(Saved entries)

· · · · ·

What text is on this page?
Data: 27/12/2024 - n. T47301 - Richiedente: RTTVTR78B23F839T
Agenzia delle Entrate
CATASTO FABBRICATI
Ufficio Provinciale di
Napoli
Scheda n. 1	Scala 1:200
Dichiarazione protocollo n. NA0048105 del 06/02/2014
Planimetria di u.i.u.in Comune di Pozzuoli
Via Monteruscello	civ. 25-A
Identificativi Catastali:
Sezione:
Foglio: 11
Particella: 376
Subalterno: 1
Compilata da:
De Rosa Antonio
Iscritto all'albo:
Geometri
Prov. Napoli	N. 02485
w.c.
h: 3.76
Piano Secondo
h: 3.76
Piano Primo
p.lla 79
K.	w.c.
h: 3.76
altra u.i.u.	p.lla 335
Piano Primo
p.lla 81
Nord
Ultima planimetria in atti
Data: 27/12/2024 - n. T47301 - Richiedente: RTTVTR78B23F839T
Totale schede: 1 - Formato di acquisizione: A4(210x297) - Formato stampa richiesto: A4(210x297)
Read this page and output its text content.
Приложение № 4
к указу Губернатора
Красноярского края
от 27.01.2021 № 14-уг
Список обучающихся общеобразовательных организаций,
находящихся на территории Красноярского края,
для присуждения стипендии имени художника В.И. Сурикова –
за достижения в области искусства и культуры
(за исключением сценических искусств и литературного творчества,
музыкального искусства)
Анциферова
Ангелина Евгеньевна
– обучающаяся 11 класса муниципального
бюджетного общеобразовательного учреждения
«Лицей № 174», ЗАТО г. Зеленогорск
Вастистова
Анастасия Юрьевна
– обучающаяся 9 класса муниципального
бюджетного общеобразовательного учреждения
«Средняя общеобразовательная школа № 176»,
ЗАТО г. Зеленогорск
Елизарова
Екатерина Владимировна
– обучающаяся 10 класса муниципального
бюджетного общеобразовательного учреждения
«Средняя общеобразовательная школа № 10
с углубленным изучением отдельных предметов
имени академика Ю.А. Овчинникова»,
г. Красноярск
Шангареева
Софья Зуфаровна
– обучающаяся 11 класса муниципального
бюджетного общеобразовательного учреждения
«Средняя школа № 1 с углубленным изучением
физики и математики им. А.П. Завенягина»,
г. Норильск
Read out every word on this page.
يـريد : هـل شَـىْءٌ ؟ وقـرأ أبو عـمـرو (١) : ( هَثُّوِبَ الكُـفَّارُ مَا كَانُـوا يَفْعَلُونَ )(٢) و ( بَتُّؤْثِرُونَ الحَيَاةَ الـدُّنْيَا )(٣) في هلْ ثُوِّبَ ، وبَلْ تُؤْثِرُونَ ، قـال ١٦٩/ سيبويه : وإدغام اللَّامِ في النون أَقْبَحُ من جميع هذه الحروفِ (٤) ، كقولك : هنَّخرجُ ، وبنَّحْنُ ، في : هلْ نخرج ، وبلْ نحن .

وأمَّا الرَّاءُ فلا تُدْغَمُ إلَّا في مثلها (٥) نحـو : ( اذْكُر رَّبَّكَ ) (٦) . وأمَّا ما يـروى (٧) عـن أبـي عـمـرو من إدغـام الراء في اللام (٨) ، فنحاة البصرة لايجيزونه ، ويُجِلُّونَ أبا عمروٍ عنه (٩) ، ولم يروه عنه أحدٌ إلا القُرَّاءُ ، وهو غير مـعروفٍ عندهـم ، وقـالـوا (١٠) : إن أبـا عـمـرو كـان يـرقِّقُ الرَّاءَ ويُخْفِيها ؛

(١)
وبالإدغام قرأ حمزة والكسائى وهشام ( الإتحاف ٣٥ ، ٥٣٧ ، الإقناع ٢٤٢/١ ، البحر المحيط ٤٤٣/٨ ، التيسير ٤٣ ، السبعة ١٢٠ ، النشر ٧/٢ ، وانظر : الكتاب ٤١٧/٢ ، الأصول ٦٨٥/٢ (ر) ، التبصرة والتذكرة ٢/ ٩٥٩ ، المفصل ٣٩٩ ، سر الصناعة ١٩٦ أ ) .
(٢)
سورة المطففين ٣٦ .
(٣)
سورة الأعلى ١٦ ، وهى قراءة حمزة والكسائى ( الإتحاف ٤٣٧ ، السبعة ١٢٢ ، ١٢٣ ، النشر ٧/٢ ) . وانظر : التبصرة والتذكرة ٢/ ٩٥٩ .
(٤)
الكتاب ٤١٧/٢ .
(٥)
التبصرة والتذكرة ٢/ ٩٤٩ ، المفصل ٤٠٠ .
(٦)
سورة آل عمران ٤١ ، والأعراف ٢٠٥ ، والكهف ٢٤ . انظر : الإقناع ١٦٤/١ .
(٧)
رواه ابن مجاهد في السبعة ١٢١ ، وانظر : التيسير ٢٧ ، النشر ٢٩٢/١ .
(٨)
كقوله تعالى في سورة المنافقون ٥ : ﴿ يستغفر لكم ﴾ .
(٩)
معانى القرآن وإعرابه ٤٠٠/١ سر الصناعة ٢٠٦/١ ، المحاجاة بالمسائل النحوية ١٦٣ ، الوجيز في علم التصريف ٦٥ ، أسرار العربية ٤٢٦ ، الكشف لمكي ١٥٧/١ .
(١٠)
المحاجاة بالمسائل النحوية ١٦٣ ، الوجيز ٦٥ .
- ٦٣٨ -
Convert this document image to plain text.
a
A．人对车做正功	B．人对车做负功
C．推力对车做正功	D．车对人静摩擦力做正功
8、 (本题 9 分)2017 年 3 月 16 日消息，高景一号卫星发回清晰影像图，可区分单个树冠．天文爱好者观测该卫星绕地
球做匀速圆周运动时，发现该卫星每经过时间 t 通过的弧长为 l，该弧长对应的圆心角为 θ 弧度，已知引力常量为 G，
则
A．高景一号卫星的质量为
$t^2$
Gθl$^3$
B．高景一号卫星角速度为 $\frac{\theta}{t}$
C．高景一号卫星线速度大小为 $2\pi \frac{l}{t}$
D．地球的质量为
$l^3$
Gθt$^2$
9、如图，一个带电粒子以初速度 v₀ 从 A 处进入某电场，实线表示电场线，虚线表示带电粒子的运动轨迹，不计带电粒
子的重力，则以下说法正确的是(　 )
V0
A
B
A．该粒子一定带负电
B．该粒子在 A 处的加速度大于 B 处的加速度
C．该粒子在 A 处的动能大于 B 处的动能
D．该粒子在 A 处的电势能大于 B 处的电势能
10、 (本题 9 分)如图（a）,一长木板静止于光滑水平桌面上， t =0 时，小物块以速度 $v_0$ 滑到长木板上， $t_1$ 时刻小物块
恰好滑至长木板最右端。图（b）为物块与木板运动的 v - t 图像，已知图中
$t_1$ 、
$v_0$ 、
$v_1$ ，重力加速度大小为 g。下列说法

· · · · ·

**Exercise directions**
Every line above should be printed again exactly as it stands.

**Finished exercise**
What text is on this page?
Data: 27/12/2024 - n. T47301 - Richiedente: RTTVTR78B23F839T
Agenzia delle Entrate
CATASTO FABBRICATI
Ufficio Provinciale di
Napoli
Scheda n. 1	Scala 1:200
Dichiarazione protocollo n. NA0048105 del 06/02/2014
Planimetria di u.i.u.in Comune di Pozzuoli
Via Monteruscello	civ. 25-A
Identificativi Catastali:
Sezione:
Foglio: 11
Particella: 376
Subalterno: 1
Compilata da:
De Rosa Antonio
Iscritto all'albo:
Geometri
Prov. Napoli	N. 02485
w.c.
h: 3.76
Piano Secondo
h: 3.76
Piano Primo
p.lla 79
K.	w.c.
h: 3.76
altra u.i.u.	p.lla 335
Piano Primo
p.lla 81
Nord
Ultima planimetria in atti
Data: 27/12/2024 - n. T47301 - Richiedente: RTTVTR78B23F839T
Totale schede: 1 - Formato di acquisizione: A4(210x297) - Formato stampa richiesto: A4(210x297)
Read this page and output its text content.
Приложение № 4
к указу Губернатора
Красноярского края
от 27.01.2021 № 14-уг
Список обучающихся общеобразовательных организаций,
находящихся на территории Красноярского края,
для присуждения стипендии имени художника В.И. Сурикова –
за достижения в области искусства и культуры
(за исключением сценических искусств и литературного творчества,
музыкального искусства)
Анциферова
Ангелина Евгеньевна
– обучающаяся 11 класса муниципального
бюджетного общеобразовательного учреждения
«Лицей № 174», ЗАТО г. Зеленогорск
Вастистова
Анастасия Юрьевна
– обучающаяся 9 класса муниципального
бюджетного общеобразовательного учреждения
«Средняя общеобразовательная школа № 176»,
ЗАТО г. Зеленогорск
Елизарова
Екатерина Владимировна
– обучающаяся 10 класса муниципального
бюджетного общеобразовательного учреждения
«Средняя общеобразовательная школа № 10
с углубленным изучением отдельных предметов
имени академика Ю.А. Овчинникова»,
г. Красноярск
Шангареева
Софья Зуфаровна
– обучающаяся 11 класса муниципального
бюджетного общеобразовательного учреждения
«Средняя школа № 1 с углубленным изучением
физики и математики им. А.П. Завенягина»,
г. Норильск
Read out every word on this page.
يـريد : هـل شَـىْءٌ ؟ وقـرأ أبو عـمـرو (١) : ( هَثُّوِبَ الكُـفَّارُ مَا كَانُـوا يَفْعَلُونَ )(٢) و ( بَتُّؤْثِرُونَ الحَيَاةَ الـدُّنْيَا )(٣) في هلْ ثُوِّبَ ، وبَلْ تُؤْثِرُونَ ، قـال ١٦٩/ سيبويه : وإدغام اللَّامِ في النون أَقْبَحُ من جميع هذه الحروفِ (٤) ، كقولك : هنَّخرجُ ، وبنَّحْنُ ، في : هلْ نخرج ، وبلْ نحن .

وأمَّا الرَّاءُ فلا تُدْغَمُ إلَّا في مثلها (٥) نحـو : ( اذْكُر رَّبَّكَ ) (٦) . وأمَّا ما يـروى (٧) عـن أبـي عـمـرو من إدغـام الراء في اللام (٨) ، فنحاة البصرة لايجيزونه ، ويُجِلُّونَ أبا عمروٍ عنه (٩) ، ولم يروه عنه أحدٌ إلا القُرَّاءُ ، وهو غير مـعروفٍ عندهـم ، وقـالـوا (١٠) : إن أبـا عـمـرو كـان يـرقِّقُ الرَّاءَ ويُخْفِيها ؛

(١)
وبالإدغام قرأ حمزة والكسائى وهشام ( الإتحاف ٣٥ ، ٥٣٧ ، الإقناع ٢٤٢/١ ، البحر المحيط ٤٤٣/٨ ، التيسير ٤٣ ، السبعة ١٢٠ ، النشر ٧/٢ ، وانظر : الكتاب ٤١٧/٢ ، الأصول ٦٨٥/٢ (ر) ، التبصرة والتذكرة ٢/ ٩٥٩ ، المفصل ٣٩٩ ، سر الصناعة ١٩٦ أ ) .
(٢)
سورة المطففين ٣٦ .
(٣)
سورة الأعلى ١٦ ، وهى قراءة حمزة والكسائى ( الإتحاف ٤٣٧ ، السبعة ١٢٢ ، ١٢٣ ، النشر ٧/٢ ) . وانظر : التبصرة والتذكرة ٢/ ٩٥٩ .
(٤)
الكتاب ٤١٧/٢ .
(٥)
التبصرة والتذكرة ٢/ ٩٤٩ ، المفصل ٤٠٠ .
(٦)
سورة آل عمران ٤١ ، والأعراف ٢٠٥ ، والكهف ٢٤ . انظر : الإقناع ١٦٤/١ .
(٧)
رواه ابن مجاهد في السبعة ١٢١ ، وانظر : التيسير ٢٧ ، النشر ٢٩٢/١ .
(٨)
كقوله تعالى في سورة المنافقون ٥ : ﴿ يستغفر لكم ﴾ .
(٩)
معانى القرآن وإعرابه ٤٠٠/١ سر الصناعة ٢٠٦/١ ، المحاجاة بالمسائل النحوية ١٦٣ ، الوجيز في علم التصريف ٦٥ ، أسرار العربية ٤٢٦ ، الكشف لمكي ١٥٧/١ .
(١٠)
المحاجاة بالمسائل النحوية ١٦٣ ، الوجيز ٦٥ .
- ٦٣٨ -
Convert this document image to plain text.
a
A．人对车做正功	B．人对车做负功
C．推力对车做正功	D．车对人静摩擦力做正功
8、 (本题 9 分)2017 年 3 月 16 日消息，高景一号卫星发回清晰影像图，可区分单个树冠．天文爱好者观测该卫星绕地
球做匀速圆周运动时，发现该卫星每经过时间 t 通过的弧长为 l，该弧长对应的圆心角为 θ 弧度，已知引力常量为 G，
则
A．高景一号卫星的质量为
$t^2$
Gθl$^3$
B．高景一号卫星角速度为 $\frac{\theta}{t}$
C．高景一号卫星线速度大小为 $2\pi \frac{l}{t}$
D．地球的质量为
$l^3$
Gθt$^2$
9、如图，一个带电粒子以初速度 v₀ 从 A 处进入某电场，实线表示电场线，虚线表示带电粒子的运动轨迹，不计带电粒
子的重力，则以下说法正确的是(　 )
V0
A
B
A．该粒子一定带负电
B．该粒子在 A 处的加速度大于 B 处的加速度
C．该粒子在 A 处的动能大于 B 处的动能
D．该粒子在 A 处的电势能大于 B 处的电势能
10、 (本题 9 分)如图（a）,一长木板静止于光滑水平桌面上， t =0 时，小物块以速度 $v_0$ 滑到长木板上， $t_1$ 时刻小物块
恰好滑至长木板最右端。图（b）为物块与木板运动的 v - t 图像，已知图中
$t_1$ 、
$v_0$ 、
$v_1$ ，重力加速度大小为 g。下列说法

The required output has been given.